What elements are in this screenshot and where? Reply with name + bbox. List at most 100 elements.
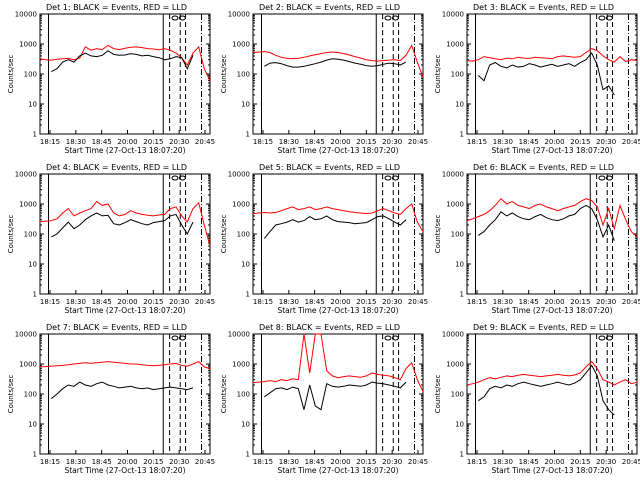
y-tick-label: 10000 <box>228 331 250 339</box>
y-tick-label: 1000 <box>446 41 464 49</box>
x-tick-label: 18:15 <box>40 298 60 306</box>
x-tick-label: 20:15 <box>143 298 163 306</box>
x-tick-label: 20:15 <box>356 298 376 306</box>
y-tick-label: 10 <box>241 421 250 429</box>
marker-symbol <box>384 335 392 341</box>
x-axis-label: Start Time (27-Oct-13 18:07:20) <box>277 146 398 155</box>
marker-symbol <box>598 175 606 181</box>
series-events <box>264 381 407 411</box>
x-tick-label: 18:45 <box>92 298 112 306</box>
x-axis-label: Start Time (27-Oct-13 18:07:20) <box>277 466 398 475</box>
x-tick-label: 20:00 <box>330 298 350 306</box>
x-axis-label: Start Time (27-Oct-13 18:07:20) <box>491 466 612 475</box>
x-tick-label: 20:45 <box>195 138 215 146</box>
y-tick-label: 1 <box>460 131 464 139</box>
marker-symbol <box>384 15 392 21</box>
x-tick-label: 18:45 <box>519 138 539 146</box>
y-tick-label: 10 <box>28 261 37 269</box>
plot-frame <box>252 13 424 135</box>
panel-title: Det 5: BLACK = Events, RED = LLD <box>259 163 400 172</box>
panel-title: Det 9: BLACK = Events, RED = LLD <box>473 323 614 332</box>
panel-title: Det 6: BLACK = Events, RED = LLD <box>473 163 614 172</box>
series-events <box>263 215 407 239</box>
y-tick-label: 10000 <box>228 171 250 179</box>
y-tick-label: 100 <box>237 231 250 239</box>
series-events <box>477 52 615 96</box>
x-tick-label: 20:45 <box>195 298 215 306</box>
x-tick-label: 20:15 <box>356 458 376 466</box>
x-tick-label: 18:30 <box>493 458 513 466</box>
y-tick-label: 10000 <box>15 11 37 19</box>
y-tick-label: 10000 <box>15 171 37 179</box>
panel-1: Det 1: BLACK = Events, RED = LLD 1 10 100 10… <box>7 3 215 155</box>
series-lld <box>466 360 638 386</box>
x-tick-label: 20:00 <box>544 138 564 146</box>
panel-9: Det 9: BLACK = Events, RED = LLD 1 10 100 10… <box>434 323 640 475</box>
y-tick-label: 10000 <box>15 331 37 339</box>
x-tick-label: 18:15 <box>40 138 60 146</box>
y-tick-label: 10000 <box>228 11 250 19</box>
y-tick-label: 10000 <box>442 11 464 19</box>
x-tick-label: 20:30 <box>596 298 616 306</box>
panel-title: Det 4: BLACK = Events, RED = LLD <box>46 163 187 172</box>
y-tick-label: 10 <box>28 421 37 429</box>
x-axis-label: Start Time (27-Oct-13 18:07:20) <box>64 146 185 155</box>
x-tick-label: 20:15 <box>356 138 376 146</box>
panel-5: Det 5: BLACK = Events, RED = LLD 1 10 100 10… <box>220 163 428 315</box>
x-axis-label: Start Time (27-Oct-13 18:07:20) <box>64 306 185 315</box>
series-lld <box>466 48 638 63</box>
marker-symbol <box>178 175 186 181</box>
y-tick-label: 10 <box>455 101 464 109</box>
series-events <box>264 58 407 68</box>
y-tick-label: 1000 <box>232 201 250 209</box>
marker-symbol <box>171 175 179 181</box>
marker-symbol <box>605 335 613 341</box>
series-lld <box>252 203 424 232</box>
marker-symbol <box>391 335 399 341</box>
x-tick-label: 20:30 <box>382 298 402 306</box>
panel-title: Det 7: BLACK = Events, RED = LLD <box>46 323 187 332</box>
x-tick-label: 20:30 <box>169 298 189 306</box>
y-tick-label: 1000 <box>446 201 464 209</box>
y-tick-label: 100 <box>451 391 464 399</box>
x-tick-label: 18:45 <box>519 298 539 306</box>
x-tick-label: 20:30 <box>382 138 402 146</box>
y-axis-label: Counts/sec <box>220 215 228 254</box>
plot-frame <box>39 333 211 455</box>
x-tick-label: 20:45 <box>622 458 640 466</box>
x-tick-label: 18:30 <box>66 298 86 306</box>
y-tick-label: 1 <box>246 291 250 299</box>
x-axis-label: Start Time (27-Oct-13 18:07:20) <box>491 306 612 315</box>
series-events <box>478 204 615 241</box>
x-tick-label: 18:15 <box>40 458 60 466</box>
plot-frame <box>466 13 638 135</box>
panel-title: Det 3: BLACK = Events, RED = LLD <box>473 3 614 12</box>
x-tick-label: 20:30 <box>169 458 189 466</box>
marker-symbol <box>171 335 179 341</box>
marker-symbol <box>171 15 179 21</box>
x-tick-label: 20:00 <box>330 458 350 466</box>
panel-3: Det 3: BLACK = Events, RED = LLD 1 10 100 10… <box>434 3 640 155</box>
y-tick-label: 1 <box>246 131 250 139</box>
y-axis-label: Counts/sec <box>220 375 228 414</box>
y-tick-label: 1 <box>460 291 464 299</box>
y-tick-label: 1 <box>460 451 464 459</box>
y-axis-label: Counts/sec <box>434 55 442 94</box>
y-tick-label: 10 <box>455 421 464 429</box>
x-tick-label: 20:15 <box>570 138 590 146</box>
series-lld <box>39 361 211 370</box>
series-lld <box>252 333 424 392</box>
marker-symbol <box>598 15 606 21</box>
y-tick-label: 100 <box>451 71 464 79</box>
x-tick-label: 20:45 <box>408 138 428 146</box>
y-tick-label: 100 <box>24 391 37 399</box>
x-axis-label: Start Time (27-Oct-13 18:07:20) <box>64 466 185 475</box>
x-axis-label: Start Time (27-Oct-13 18:07:20) <box>491 146 612 155</box>
x-tick-label: 18:15 <box>467 138 487 146</box>
series-events <box>51 212 194 238</box>
x-tick-label: 18:15 <box>253 298 273 306</box>
y-tick-label: 100 <box>237 71 250 79</box>
x-tick-label: 20:00 <box>544 458 564 466</box>
y-tick-label: 1 <box>33 131 37 139</box>
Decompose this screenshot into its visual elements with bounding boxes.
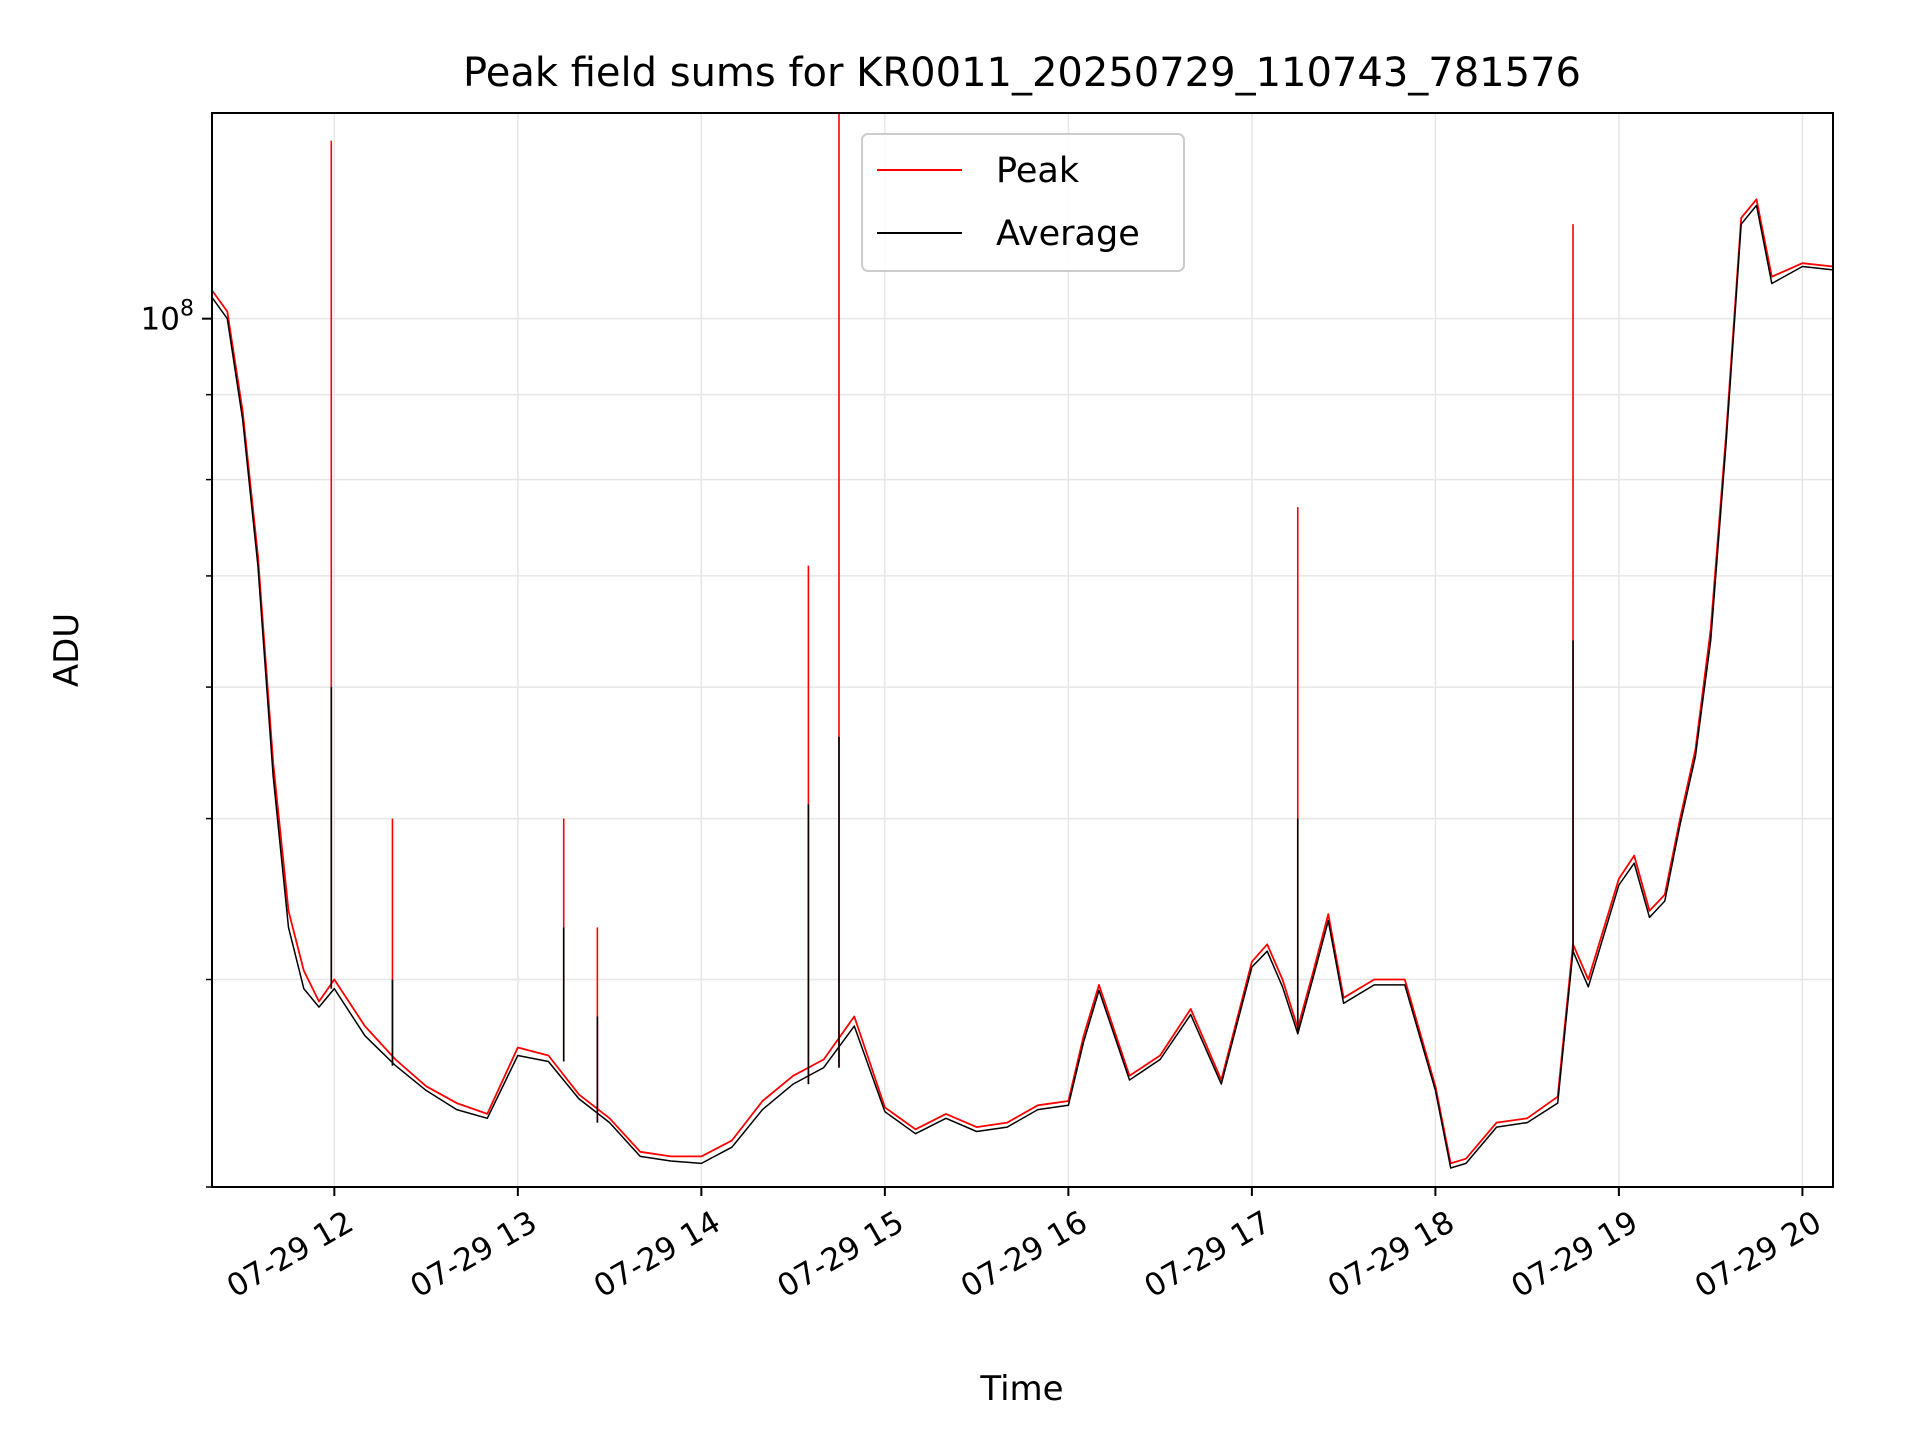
series-average-line [212, 204, 1833, 1169]
legend-label-average: Average [996, 214, 1140, 254]
y-tick-label: 108 [141, 297, 194, 338]
series-peak-line [212, 198, 1833, 1165]
plot-frame [211, 112, 1834, 1188]
legend-box [861, 133, 1185, 272]
legend-label-peak: Peak [996, 151, 1080, 191]
y-tick-label-base: 10 [141, 302, 180, 338]
y-axis: 108 [141, 297, 212, 1188]
legend: Peak Average [861, 133, 1185, 272]
y-tick-label-exponent: 8 [180, 297, 194, 322]
x-axis-label: Time [979, 1369, 1063, 1409]
series-group [212, 113, 1833, 1169]
chart-title: Peak field sums for KR0011_20250729_1107… [463, 50, 1581, 96]
y-axis-label: ADU [47, 613, 87, 687]
series-layer [212, 113, 1833, 1169]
◆ ◆ ◆ ◆ ◆ ◆ ◆
* Task goal
Print all of the material above line for line, leaving out the pictures.

* Output
What elements are in this screenshot and where? Reply with name + bbox. List at most 100 elements.
y-tick-label: 10000 <box>228 331 250 339</box>
y-tick-label: 1000 <box>446 41 464 49</box>
x-tick-label: 18:15 <box>40 298 60 306</box>
x-tick-label: 20:15 <box>143 298 163 306</box>
x-tick-label: 20:15 <box>356 298 376 306</box>
y-tick-label: 10 <box>241 421 250 429</box>
marker-symbol <box>384 335 392 341</box>
x-axis-label: Start Time (27-Oct-13 18:07:20) <box>277 146 398 155</box>
marker-symbol <box>598 175 606 181</box>
series-events <box>264 381 407 411</box>
x-tick-label: 18:45 <box>92 298 112 306</box>
x-axis-label: Start Time (27-Oct-13 18:07:20) <box>277 466 398 475</box>
x-tick-label: 20:00 <box>330 298 350 306</box>
x-axis-label: Start Time (27-Oct-13 18:07:20) <box>491 466 612 475</box>
x-tick-label: 20:45 <box>195 138 215 146</box>
y-tick-label: 1 <box>460 131 464 139</box>
marker-symbol <box>384 15 392 21</box>
x-tick-label: 18:45 <box>519 138 539 146</box>
y-tick-label: 10 <box>28 261 37 269</box>
plot-frame <box>252 13 424 135</box>
panel-title: Det 5: BLACK = Events, RED = LLD <box>259 163 400 172</box>
panel-title: Det 9: BLACK = Events, RED = LLD <box>473 323 614 332</box>
panel-title: Det 6: BLACK = Events, RED = LLD <box>473 163 614 172</box>
series-events <box>263 215 407 239</box>
y-tick-label: 10000 <box>228 171 250 179</box>
y-tick-label: 100 <box>237 231 250 239</box>
series-events <box>477 52 615 96</box>
x-tick-label: 20:45 <box>195 298 215 306</box>
x-tick-label: 20:15 <box>356 458 376 466</box>
x-tick-label: 18:30 <box>493 458 513 466</box>
y-tick-label: 10000 <box>15 11 37 19</box>
y-tick-label: 10000 <box>15 171 37 179</box>
panel-1: Det 1: BLACK = Events, RED = LLD 1 10 100 10… <box>7 3 215 155</box>
series-lld <box>466 360 638 386</box>
x-tick-label: 20:00 <box>544 138 564 146</box>
panel-9: Det 9: BLACK = Events, RED = LLD 1 10 100 10… <box>434 323 640 475</box>
y-tick-label: 10000 <box>15 331 37 339</box>
x-tick-label: 18:15 <box>40 138 60 146</box>
y-tick-label: 10000 <box>228 11 250 19</box>
y-tick-label: 10000 <box>442 11 464 19</box>
x-tick-label: 20:30 <box>596 298 616 306</box>
panel-title: Det 4: BLACK = Events, RED = LLD <box>46 163 187 172</box>
y-tick-label: 10 <box>28 421 37 429</box>
x-axis-label: Start Time (27-Oct-13 18:07:20) <box>64 146 185 155</box>
x-tick-label: 20:15 <box>356 138 376 146</box>
panel-5: Det 5: BLACK = Events, RED = LLD 1 10 100 10… <box>220 163 428 315</box>
x-axis-label: Start Time (27-Oct-13 18:07:20) <box>64 306 185 315</box>
series-lld <box>466 48 638 63</box>
marker-symbol <box>178 175 186 181</box>
y-tick-label: 10 <box>455 101 464 109</box>
series-events <box>264 58 407 68</box>
y-tick-label: 1000 <box>232 201 250 209</box>
marker-symbol <box>171 175 179 181</box>
marker-symbol <box>605 335 613 341</box>
series-lld <box>252 203 424 232</box>
marker-symbol <box>391 335 399 341</box>
x-tick-label: 20:30 <box>382 298 402 306</box>
panel-title: Det 7: BLACK = Events, RED = LLD <box>46 323 187 332</box>
x-tick-label: 20:30 <box>169 298 189 306</box>
y-tick-label: 1000 <box>446 201 464 209</box>
y-tick-label: 100 <box>451 391 464 399</box>
x-tick-label: 18:45 <box>519 298 539 306</box>
x-tick-label: 20:30 <box>382 138 402 146</box>
y-axis-label: Counts/sec <box>220 215 228 254</box>
plot-frame <box>39 333 211 455</box>
x-tick-label: 20:45 <box>622 458 640 466</box>
x-tick-label: 18:30 <box>66 298 86 306</box>
y-tick-label: 1 <box>246 291 250 299</box>
x-axis-label: Start Time (27-Oct-13 18:07:20) <box>491 306 612 315</box>
series-events <box>478 204 615 241</box>
x-tick-label: 18:15 <box>40 458 60 466</box>
plot-frame <box>466 13 638 135</box>
panel-title: Det 3: BLACK = Events, RED = LLD <box>473 3 614 12</box>
x-tick-label: 20:30 <box>169 458 189 466</box>
marker-symbol <box>171 335 179 341</box>
marker-symbol <box>171 15 179 21</box>
x-tick-label: 20:00 <box>330 458 350 466</box>
panel-3: Det 3: BLACK = Events, RED = LLD 1 10 100 10… <box>434 3 640 155</box>
y-tick-label: 1 <box>246 131 250 139</box>
y-axis-label: Counts/sec <box>220 375 228 414</box>
y-tick-label: 1 <box>460 291 464 299</box>
y-tick-label: 1 <box>460 451 464 459</box>
y-axis-label: Counts/sec <box>434 55 442 94</box>
y-tick-label: 10 <box>455 421 464 429</box>
x-tick-label: 20:15 <box>570 138 590 146</box>
series-lld <box>39 361 211 370</box>
series-lld <box>252 333 424 392</box>
marker-symbol <box>598 15 606 21</box>
y-tick-label: 100 <box>451 71 464 79</box>
x-tick-label: 20:45 <box>408 138 428 146</box>
y-tick-label: 100 <box>24 391 37 399</box>
x-axis-label: Start Time (27-Oct-13 18:07:20) <box>64 466 185 475</box>
x-axis-label: Start Time (27-Oct-13 18:07:20) <box>491 146 612 155</box>
x-tick-label: 18:15 <box>467 138 487 146</box>
series-events <box>51 212 194 238</box>
x-tick-label: 18:15 <box>253 298 273 306</box>
y-tick-label: 100 <box>237 71 250 79</box>
x-tick-label: 20:00 <box>544 458 564 466</box>
y-tick-label: 1 <box>33 131 37 139</box>
Decompose this screenshot into its visual elements with bounding boxes.
series-average-line [212, 204, 1833, 1169]
legend-label-average: Average [996, 214, 1140, 254]
y-tick-label: 108 [141, 297, 194, 338]
series-peak-line [212, 198, 1833, 1165]
plot-frame [211, 112, 1834, 1188]
legend-box [861, 133, 1185, 272]
legend-label-peak: Peak [996, 151, 1080, 191]
y-tick-label-base: 10 [141, 302, 180, 338]
y-axis: 108 [141, 297, 212, 1188]
legend: Peak Average [861, 133, 1185, 272]
y-tick-label-exponent: 8 [180, 297, 194, 322]
x-axis-label: Time [979, 1369, 1063, 1409]
series-group [212, 113, 1833, 1169]
chart-title: Peak field sums for KR0011_20250729_1107… [463, 50, 1581, 96]
y-axis-label: ADU [47, 613, 87, 687]
series-layer [212, 113, 1833, 1169]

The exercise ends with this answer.